>> Start Task inputs
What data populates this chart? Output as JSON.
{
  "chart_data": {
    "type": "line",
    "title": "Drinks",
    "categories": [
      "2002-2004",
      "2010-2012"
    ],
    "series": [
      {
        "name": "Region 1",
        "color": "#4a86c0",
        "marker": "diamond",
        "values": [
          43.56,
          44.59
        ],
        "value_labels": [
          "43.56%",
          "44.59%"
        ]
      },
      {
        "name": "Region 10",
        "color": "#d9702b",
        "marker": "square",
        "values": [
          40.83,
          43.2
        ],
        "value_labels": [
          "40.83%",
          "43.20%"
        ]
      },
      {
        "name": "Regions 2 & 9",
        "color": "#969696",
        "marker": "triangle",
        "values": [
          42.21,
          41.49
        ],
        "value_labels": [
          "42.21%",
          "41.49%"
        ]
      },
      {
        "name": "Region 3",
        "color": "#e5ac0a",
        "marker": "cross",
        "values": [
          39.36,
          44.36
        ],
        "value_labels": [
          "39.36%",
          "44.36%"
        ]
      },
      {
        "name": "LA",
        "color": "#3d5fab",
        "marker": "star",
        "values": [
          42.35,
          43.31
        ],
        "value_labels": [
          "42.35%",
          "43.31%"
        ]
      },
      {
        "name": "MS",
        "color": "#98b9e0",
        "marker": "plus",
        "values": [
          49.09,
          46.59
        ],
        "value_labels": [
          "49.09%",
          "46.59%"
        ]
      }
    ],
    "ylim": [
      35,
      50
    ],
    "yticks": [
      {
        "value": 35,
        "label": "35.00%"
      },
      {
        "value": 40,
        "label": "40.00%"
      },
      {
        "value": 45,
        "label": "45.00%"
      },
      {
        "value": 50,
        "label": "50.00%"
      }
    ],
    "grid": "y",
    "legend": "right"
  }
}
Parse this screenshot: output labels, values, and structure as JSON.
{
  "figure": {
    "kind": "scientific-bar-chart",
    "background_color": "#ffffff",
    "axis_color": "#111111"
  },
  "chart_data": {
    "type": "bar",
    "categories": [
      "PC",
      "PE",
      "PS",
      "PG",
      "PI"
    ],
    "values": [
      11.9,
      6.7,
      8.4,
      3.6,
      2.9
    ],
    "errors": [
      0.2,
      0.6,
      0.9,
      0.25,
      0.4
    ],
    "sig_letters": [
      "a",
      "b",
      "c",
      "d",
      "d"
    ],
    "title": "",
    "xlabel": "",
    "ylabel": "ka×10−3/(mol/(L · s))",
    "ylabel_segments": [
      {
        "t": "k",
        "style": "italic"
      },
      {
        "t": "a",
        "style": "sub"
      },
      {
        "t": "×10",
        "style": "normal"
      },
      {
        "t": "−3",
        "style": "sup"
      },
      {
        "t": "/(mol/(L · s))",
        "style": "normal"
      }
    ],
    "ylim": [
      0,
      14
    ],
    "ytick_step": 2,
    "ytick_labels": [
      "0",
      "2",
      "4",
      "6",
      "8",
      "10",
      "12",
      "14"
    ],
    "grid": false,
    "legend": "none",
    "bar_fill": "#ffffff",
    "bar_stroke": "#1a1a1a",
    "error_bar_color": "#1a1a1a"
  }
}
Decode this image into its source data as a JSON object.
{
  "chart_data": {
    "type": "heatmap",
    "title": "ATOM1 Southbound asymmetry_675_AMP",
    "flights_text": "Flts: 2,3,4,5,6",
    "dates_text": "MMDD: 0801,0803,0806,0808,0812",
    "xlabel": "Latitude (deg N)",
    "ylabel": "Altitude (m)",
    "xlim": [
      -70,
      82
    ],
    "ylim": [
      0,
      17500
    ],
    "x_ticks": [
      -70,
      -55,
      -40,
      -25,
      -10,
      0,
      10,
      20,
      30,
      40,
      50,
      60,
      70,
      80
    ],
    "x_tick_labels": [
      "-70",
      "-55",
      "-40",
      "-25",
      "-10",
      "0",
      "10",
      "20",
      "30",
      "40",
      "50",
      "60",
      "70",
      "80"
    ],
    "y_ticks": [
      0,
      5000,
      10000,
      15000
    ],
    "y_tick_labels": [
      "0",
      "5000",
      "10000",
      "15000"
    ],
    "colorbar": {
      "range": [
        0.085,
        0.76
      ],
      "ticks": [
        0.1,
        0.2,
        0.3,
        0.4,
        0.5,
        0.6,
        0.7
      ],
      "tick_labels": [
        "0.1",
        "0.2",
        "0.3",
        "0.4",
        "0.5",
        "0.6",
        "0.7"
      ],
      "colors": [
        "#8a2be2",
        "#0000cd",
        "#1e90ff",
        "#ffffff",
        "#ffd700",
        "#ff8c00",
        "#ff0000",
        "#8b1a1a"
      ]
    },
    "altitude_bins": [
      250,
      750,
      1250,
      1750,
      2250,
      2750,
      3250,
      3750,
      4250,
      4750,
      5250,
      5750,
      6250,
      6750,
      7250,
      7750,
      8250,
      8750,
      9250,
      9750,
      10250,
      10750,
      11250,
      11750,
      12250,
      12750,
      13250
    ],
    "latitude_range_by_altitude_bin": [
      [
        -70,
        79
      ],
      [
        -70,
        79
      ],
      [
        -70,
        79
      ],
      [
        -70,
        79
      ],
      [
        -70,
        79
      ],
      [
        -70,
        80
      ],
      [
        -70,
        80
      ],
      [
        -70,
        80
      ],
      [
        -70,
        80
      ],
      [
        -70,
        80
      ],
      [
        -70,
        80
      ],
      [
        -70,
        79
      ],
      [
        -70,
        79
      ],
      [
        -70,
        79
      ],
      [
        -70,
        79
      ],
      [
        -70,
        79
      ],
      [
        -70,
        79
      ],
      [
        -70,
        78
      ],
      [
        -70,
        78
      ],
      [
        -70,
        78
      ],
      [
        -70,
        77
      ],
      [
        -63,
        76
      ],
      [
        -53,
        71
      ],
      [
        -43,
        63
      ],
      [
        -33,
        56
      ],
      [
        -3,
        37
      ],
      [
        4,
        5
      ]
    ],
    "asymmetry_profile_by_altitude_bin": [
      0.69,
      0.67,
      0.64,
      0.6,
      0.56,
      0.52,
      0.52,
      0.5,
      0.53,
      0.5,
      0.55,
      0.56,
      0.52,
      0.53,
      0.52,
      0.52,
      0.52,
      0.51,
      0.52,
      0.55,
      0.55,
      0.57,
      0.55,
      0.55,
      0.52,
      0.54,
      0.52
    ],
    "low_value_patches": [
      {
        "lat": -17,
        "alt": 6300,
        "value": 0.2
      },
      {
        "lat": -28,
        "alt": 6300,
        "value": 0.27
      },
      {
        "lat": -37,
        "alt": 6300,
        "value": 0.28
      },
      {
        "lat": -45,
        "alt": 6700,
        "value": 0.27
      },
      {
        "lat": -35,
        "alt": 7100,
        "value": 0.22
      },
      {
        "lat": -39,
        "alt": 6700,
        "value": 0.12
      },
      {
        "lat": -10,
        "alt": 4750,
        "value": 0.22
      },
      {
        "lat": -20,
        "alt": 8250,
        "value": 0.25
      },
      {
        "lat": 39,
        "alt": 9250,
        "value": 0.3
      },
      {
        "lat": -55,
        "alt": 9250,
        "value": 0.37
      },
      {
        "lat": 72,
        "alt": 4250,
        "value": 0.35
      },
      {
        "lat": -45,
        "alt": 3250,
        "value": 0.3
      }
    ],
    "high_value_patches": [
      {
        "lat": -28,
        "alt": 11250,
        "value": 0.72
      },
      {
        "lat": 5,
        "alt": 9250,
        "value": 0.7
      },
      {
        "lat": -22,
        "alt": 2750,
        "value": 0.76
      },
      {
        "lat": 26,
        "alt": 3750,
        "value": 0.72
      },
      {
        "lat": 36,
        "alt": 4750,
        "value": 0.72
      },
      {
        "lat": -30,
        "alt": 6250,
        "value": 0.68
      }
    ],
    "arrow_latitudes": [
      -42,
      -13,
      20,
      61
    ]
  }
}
>> End Task inputs
__Work to complete__
Your task is to give the records above again, exactly.

__Solution to this exercise__
What data populates this chart? Output as JSON.
{
  "chart_data": {
    "type": "line",
    "title": "Drinks",
    "categories": [
      "2002-2004",
      "2010-2012"
    ],
    "series": [
      {
        "name": "Region 1",
        "color": "#4a86c0",
        "marker": "diamond",
        "values": [
          43.56,
          44.59
        ],
        "value_labels": [
          "43.56%",
          "44.59%"
        ]
      },
      {
        "name": "Region 10",
        "color": "#d9702b",
        "marker": "square",
        "values": [
          40.83,
          43.2
        ],
        "value_labels": [
          "40.83%",
          "43.20%"
        ]
      },
      {
        "name": "Regions 2 & 9",
        "color": "#969696",
        "marker": "triangle",
        "values": [
          42.21,
          41.49
        ],
        "value_labels": [
          "42.21%",
          "41.49%"
        ]
      },
      {
        "name": "Region 3",
        "color": "#e5ac0a",
        "marker": "cross",
        "values": [
          39.36,
          44.36
        ],
        "value_labels": [
          "39.36%",
          "44.36%"
        ]
      },
      {
        "name": "LA",
        "color": "#3d5fab",
        "marker": "star",
        "values": [
          42.35,
          43.31
        ],
        "value_labels": [
          "42.35%",
          "43.31%"
        ]
      },
      {
        "name": "MS",
        "color": "#98b9e0",
        "marker": "plus",
        "values": [
          49.09,
          46.59
        ],
        "value_labels": [
          "49.09%",
          "46.59%"
        ]
      }
    ],
    "ylim": [
      35,
      50
    ],
    "yticks": [
      {
        "value": 35,
        "label": "35.00%"
      },
      {
        "value": 40,
        "label": "40.00%"
      },
      {
        "value": 45,
        "label": "45.00%"
      },
      {
        "value": 50,
        "label": "50.00%"
      }
    ],
    "grid": "y",
    "legend": "right"
  }
}
Parse this screenshot: output labels, values, and structure as JSON.
{
  "figure": {
    "kind": "scientific-bar-chart",
    "background_color": "#ffffff",
    "axis_color": "#111111"
  },
  "chart_data": {
    "type": "bar",
    "categories": [
      "PC",
      "PE",
      "PS",
      "PG",
      "PI"
    ],
    "values": [
      11.9,
      6.7,
      8.4,
      3.6,
      2.9
    ],
    "errors": [
      0.2,
      0.6,
      0.9,
      0.25,
      0.4
    ],
    "sig_letters": [
      "a",
      "b",
      "c",
      "d",
      "d"
    ],
    "title": "",
    "xlabel": "",
    "ylabel": "ka×10−3/(mol/(L · s))",
    "ylabel_segments": [
      {
        "t": "k",
        "style": "italic"
      },
      {
        "t": "a",
        "style": "sub"
      },
      {
        "t": "×10",
        "style": "normal"
      },
      {
        "t": "−3",
        "style": "sup"
      },
      {
        "t": "/(mol/(L · s))",
        "style": "normal"
      }
    ],
    "ylim": [
      0,
      14
    ],
    "ytick_step": 2,
    "ytick_labels": [
      "0",
      "2",
      "4",
      "6",
      "8",
      "10",
      "12",
      "14"
    ],
    "grid": false,
    "legend": "none",
    "bar_fill": "#ffffff",
    "bar_stroke": "#1a1a1a",
    "error_bar_color": "#1a1a1a"
  }
}
Decode this image into its source data as a JSON object.
{
  "chart_data": {
    "type": "heatmap",
    "title": "ATOM1 Southbound asymmetry_675_AMP",
    "flights_text": "Flts: 2,3,4,5,6",
    "dates_text": "MMDD: 0801,0803,0806,0808,0812",
    "xlabel": "Latitude (deg N)",
    "ylabel": "Altitude (m)",
    "xlim": [
      -70,
      82
    ],
    "ylim": [
      0,
      17500
    ],
    "x_ticks": [
      -70,
      -55,
      -40,
      -25,
      -10,
      0,
      10,
      20,
      30,
      40,
      50,
      60,
      70,
      80
    ],
    "x_tick_labels": [
      "-70",
      "-55",
      "-40",
      "-25",
      "-10",
      "0",
      "10",
      "20",
      "30",
      "40",
      "50",
      "60",
      "70",
      "80"
    ],
    "y_ticks": [
      0,
      5000,
      10000,
      15000
    ],
    "y_tick_labels": [
      "0",
      "5000",
      "10000",
      "15000"
    ],
    "colorbar": {
      "range": [
        0.085,
        0.76
      ],
      "ticks": [
        0.1,
        0.2,
        0.3,
        0.4,
        0.5,
        0.6,
        0.7
      ],
      "tick_labels": [
        "0.1",
        "0.2",
        "0.3",
        "0.4",
        "0.5",
        "0.6",
        "0.7"
      ],
      "colors": [
        "#8a2be2",
        "#0000cd",
        "#1e90ff",
        "#ffffff",
        "#ffd700",
        "#ff8c00",
        "#ff0000",
        "#8b1a1a"
      ]
    },
    "altitude_bins": [
      250,
      750,
      1250,
      1750,
      2250,
      2750,
      3250,
      3750,
      4250,
      4750,
      5250,
      5750,
      6250,
      6750,
      7250,
      7750,
      8250,
      8750,
      9250,
      9750,
      10250,
      10750,
      11250,
      11750,
      12250,
      12750,
      13250
    ],
    "latitude_range_by_altitude_bin": [
      [
        -70,
        79
      ],
      [
        -70,
        79
      ],
      [
        -70,
        79
      ],
      [
        -70,
        79
      ],
      [
        -70,
        79
      ],
      [
        -70,
        80
      ],
      [
        -70,
        80
      ],
      [
        -70,
        80
      ],
      [
        -70,
        80
      ],
      [
        -70,
        80
      ],
      [
        -70,
        80
      ],
      [
        -70,
        79
      ],
      [
        -70,
        79
      ],
      [
        -70,
        79
      ],
      [
        -70,
        79
      ],
      [
        -70,
        79
      ],
      [
        -70,
        79
      ],
      [
        -70,
        78
      ],
      [
        -70,
        78
      ],
      [
        -70,
        78
      ],
      [
        -70,
        77
      ],
      [
        -63,
        76
      ],
      [
        -53,
        71
      ],
      [
        -43,
        63
      ],
      [
        -33,
        56
      ],
      [
        -3,
        37
      ],
      [
        4,
        5
      ]
    ],
    "asymmetry_profile_by_altitude_bin": [
      0.69,
      0.67,
      0.64,
      0.6,
      0.56,
      0.52,
      0.52,
      0.5,
      0.53,
      0.5,
      0.55,
      0.56,
      0.52,
      0.53,
      0.52,
      0.52,
      0.52,
      0.51,
      0.52,
      0.55,
      0.55,
      0.57,
      0.55,
      0.55,
      0.52,
      0.54,
      0.52
    ],
    "low_value_patches": [
      {
        "lat": -17,
        "alt": 6300,
        "value": 0.2
      },
      {
        "lat": -28,
        "alt": 6300,
        "value": 0.27
      },
      {
        "lat": -37,
        "alt": 6300,
        "value": 0.28
      },
      {
        "lat": -45,
        "alt": 6700,
        "value": 0.27
      },
      {
        "lat": -35,
        "alt": 7100,
        "value": 0.22
      },
      {
        "lat": -39,
        "alt": 6700,
        "value": 0.12
      },
      {
        "lat": -10,
        "alt": 4750,
        "value": 0.22
      },
      {
        "lat": -20,
        "alt": 8250,
        "value": 0.25
      },
      {
        "lat": 39,
        "alt": 9250,
        "value": 0.3
      },
      {
        "lat": -55,
        "alt": 9250,
        "value": 0.37
      },
      {
        "lat": 72,
        "alt": 4250,
        "value": 0.35
      },
      {
        "lat": -45,
        "alt": 3250,
        "value": 0.3
      }
    ],
    "high_value_patches": [
      {
        "lat": -28,
        "alt": 11250,
        "value": 0.72
      },
      {
        "lat": 5,
        "alt": 9250,
        "value": 0.7
      },
      {
        "lat": -22,
        "alt": 2750,
        "value": 0.76
      },
      {
        "lat": 26,
        "alt": 3750,
        "value": 0.72
      },
      {
        "lat": 36,
        "alt": 4750,
        "value": 0.72
      },
      {
        "lat": -30,
        "alt": 6250,
        "value": 0.68
      }
    ],
    "arrow_latitudes": [
      -42,
      -13,
      20,
      61
    ]
  }
}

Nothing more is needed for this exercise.